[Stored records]
-- Begin --

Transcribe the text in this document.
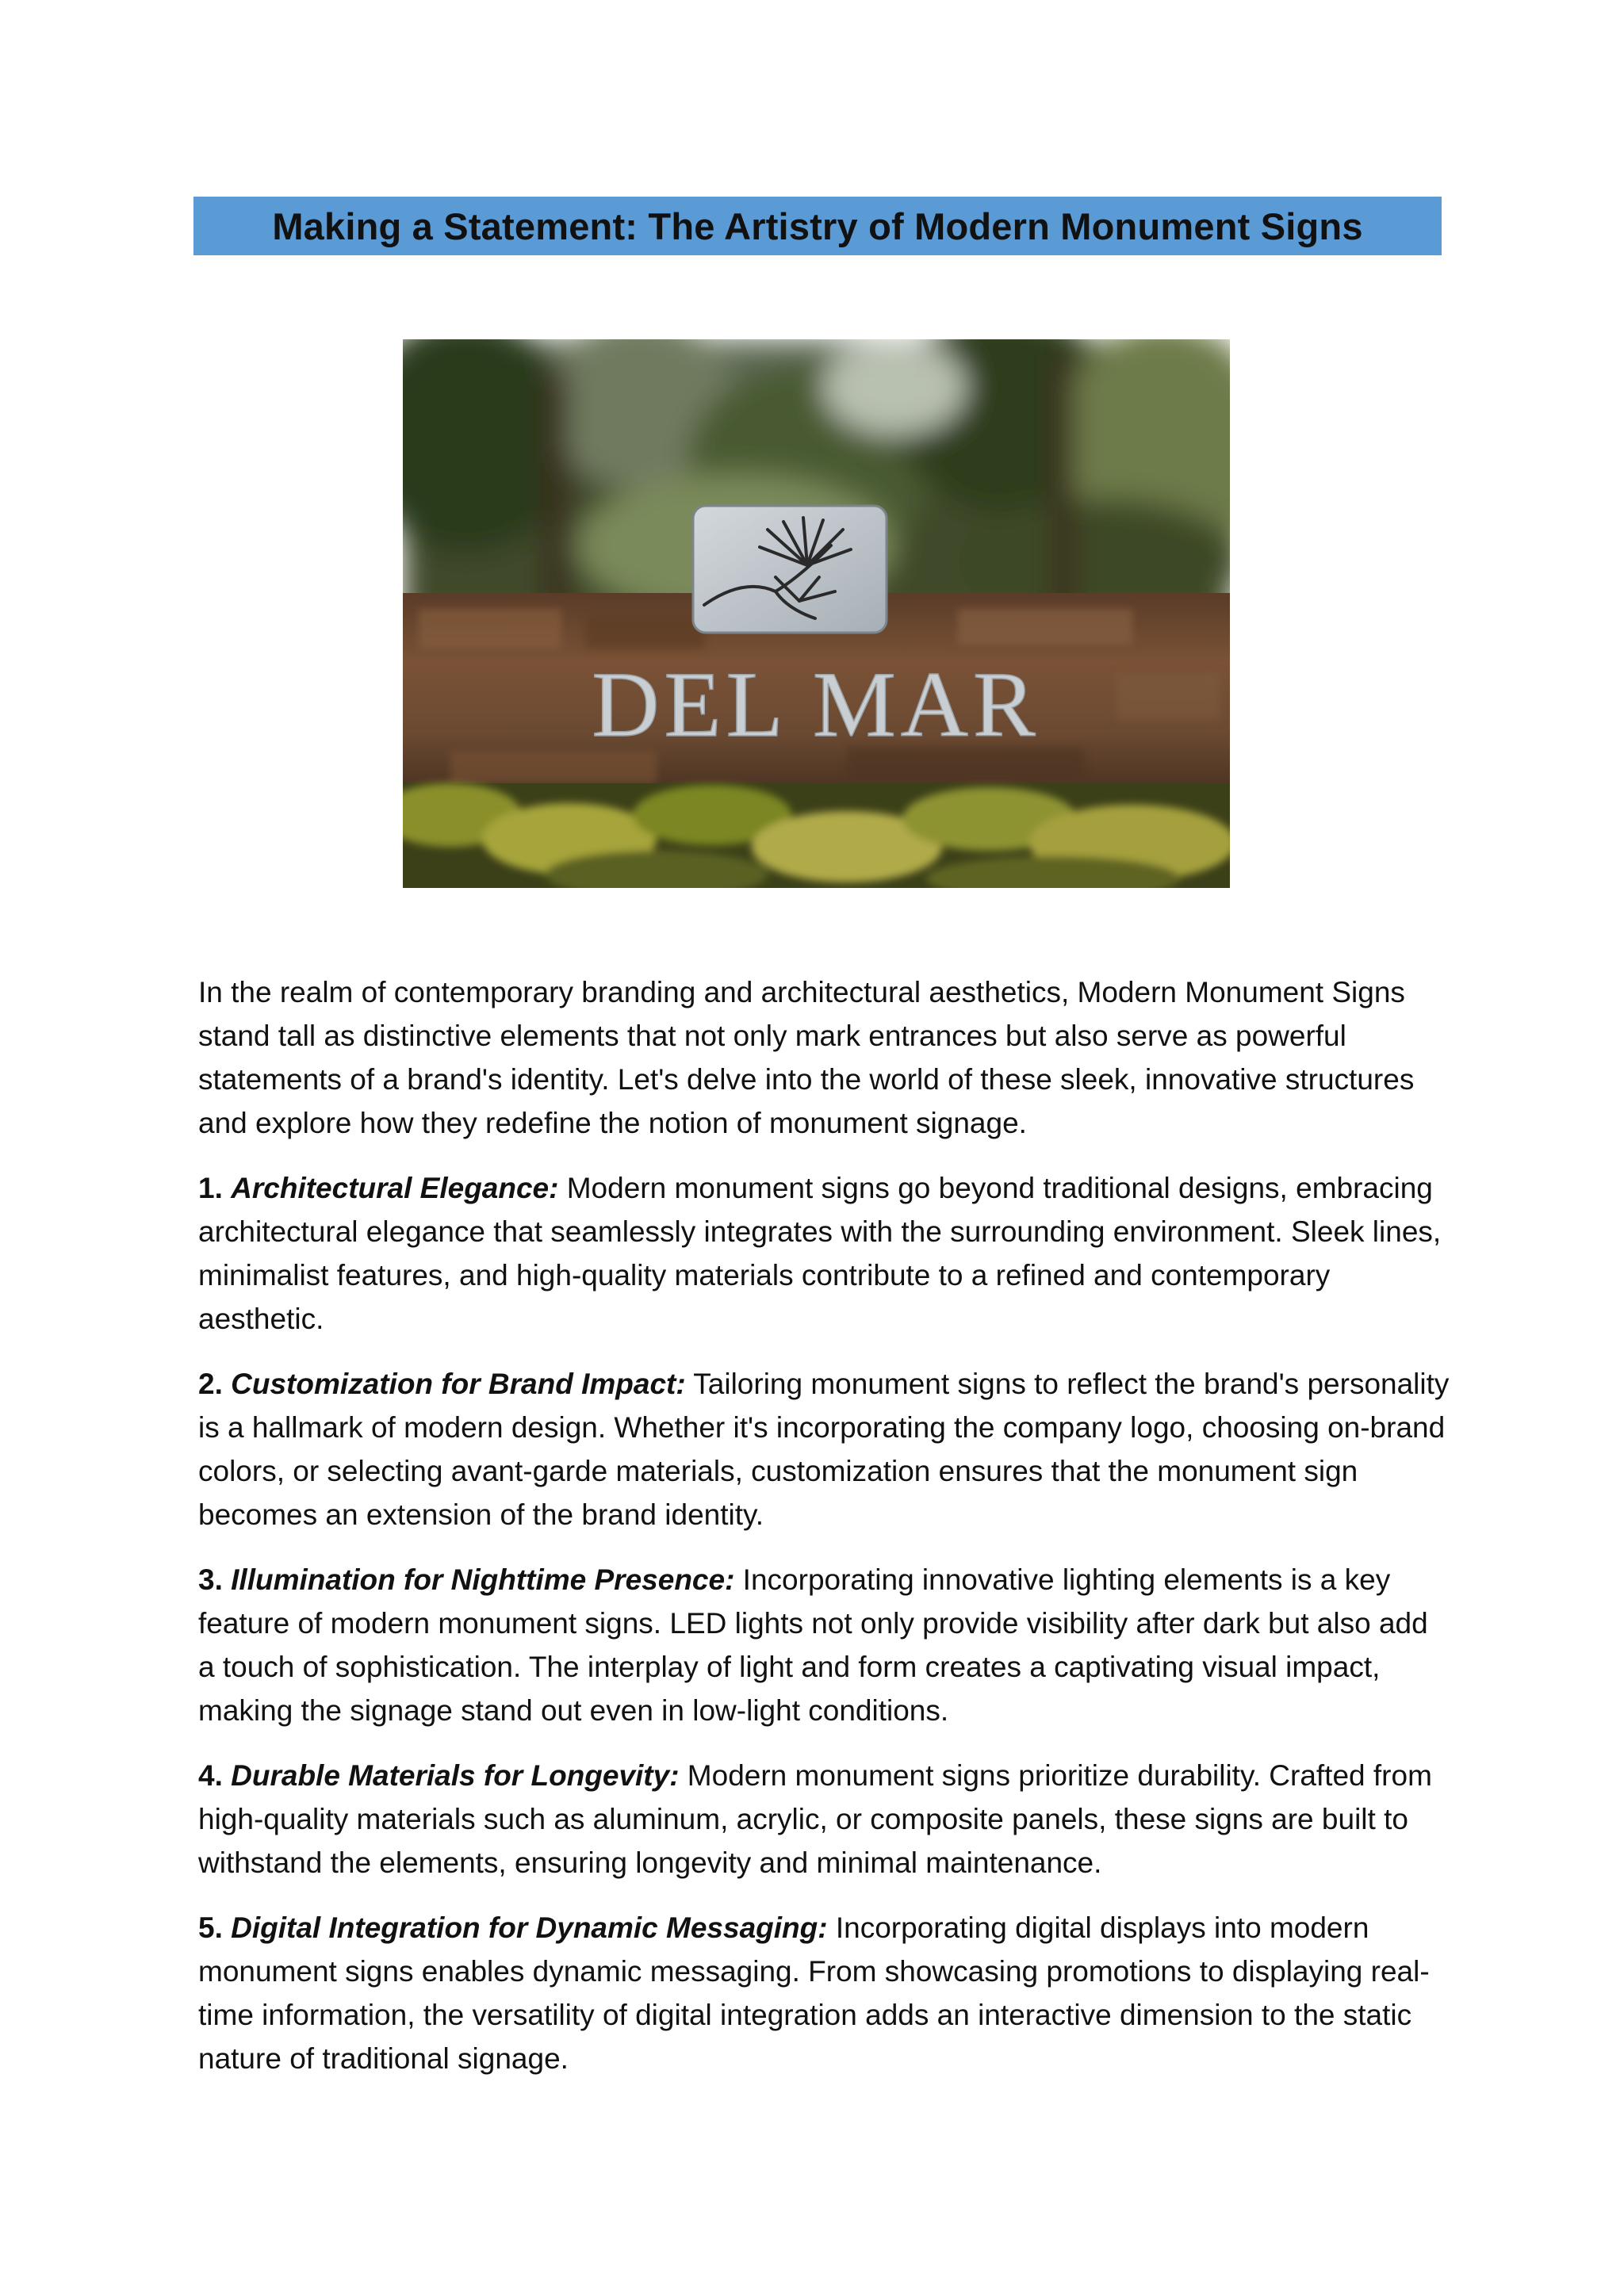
Making a Statement: The Artistry of Modern Monument Signs
DEL MAR

In the realm of contemporary branding and architectural aesthetics, Modern Monument Signs stand tall as distinctive elements that not only mark entrances but also serve as powerful statements of a brand's identity. Let's delve into the world of these sleek, innovative structures and explore how they redefine the notion of monument signage.

1. Architectural Elegance: Modern monument signs go beyond traditional designs, embracing architectural elegance that seamlessly integrates with the surrounding environment. Sleek lines, minimalist features, and high-quality materials contribute to a refined and contemporary aesthetic.

2. Customization for Brand Impact: Tailoring monument signs to reflect the brand's personality is a hallmark of modern design. Whether it's incorporating the company logo, choosing on-brand colors, or selecting avant-garde materials, customization ensures that the monument sign becomes an extension of the brand identity.

3. Illumination for Nighttime Presence: Incorporating innovative lighting elements is a key feature of modern monument signs. LED lights not only provide visibility after dark but also add a touch of sophistication. The interplay of light and form creates a captivating visual impact, making the signage stand out even in low-light conditions.

4. Durable Materials for Longevity: Modern monument signs prioritize durability. Crafted from high-quality materials such as aluminum, acrylic, or composite panels, these signs are built to withstand the elements, ensuring longevity and minimal maintenance.

5. Digital Integration for Dynamic Messaging: Incorporating digital displays into modern monument signs enables dynamic messaging. From showcasing promotions to displaying real-time information, the versatility of digital integration adds an interactive dimension to the static nature of traditional signage.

-- End --

**Challenge:** Reproduce the material word for word. Any pictures should be left out of the copy.

**Task answer:**
Transcribe the text in this document.
Making a Statement: The Artistry of Modern Monument Signs
DEL MAR

In the realm of contemporary branding and architectural aesthetics, Modern Monument Signs stand tall as distinctive elements that not only mark entrances but also serve as powerful statements of a brand's identity. Let's delve into the world of these sleek, innovative structures and explore how they redefine the notion of monument signage.

1. Architectural Elegance: Modern monument signs go beyond traditional designs, embracing architectural elegance that seamlessly integrates with the surrounding environment. Sleek lines, minimalist features, and high-quality materials contribute to a refined and contemporary aesthetic.

2. Customization for Brand Impact: Tailoring monument signs to reflect the brand's personality is a hallmark of modern design. Whether it's incorporating the company logo, choosing on-brand colors, or selecting avant-garde materials, customization ensures that the monument sign becomes an extension of the brand identity.

3. Illumination for Nighttime Presence: Incorporating innovative lighting elements is a key feature of modern monument signs. LED lights not only provide visibility after dark but also add a touch of sophistication. The interplay of light and form creates a captivating visual impact, making the signage stand out even in low-light conditions.

4. Durable Materials for Longevity: Modern monument signs prioritize durability. Crafted from high-quality materials such as aluminum, acrylic, or composite panels, these signs are built to withstand the elements, ensuring longevity and minimal maintenance.

5. Digital Integration for Dynamic Messaging: Incorporating digital displays into modern monument signs enables dynamic messaging. From showcasing promotions to displaying real-time information, the versatility of digital integration adds an interactive dimension to the static nature of traditional signage.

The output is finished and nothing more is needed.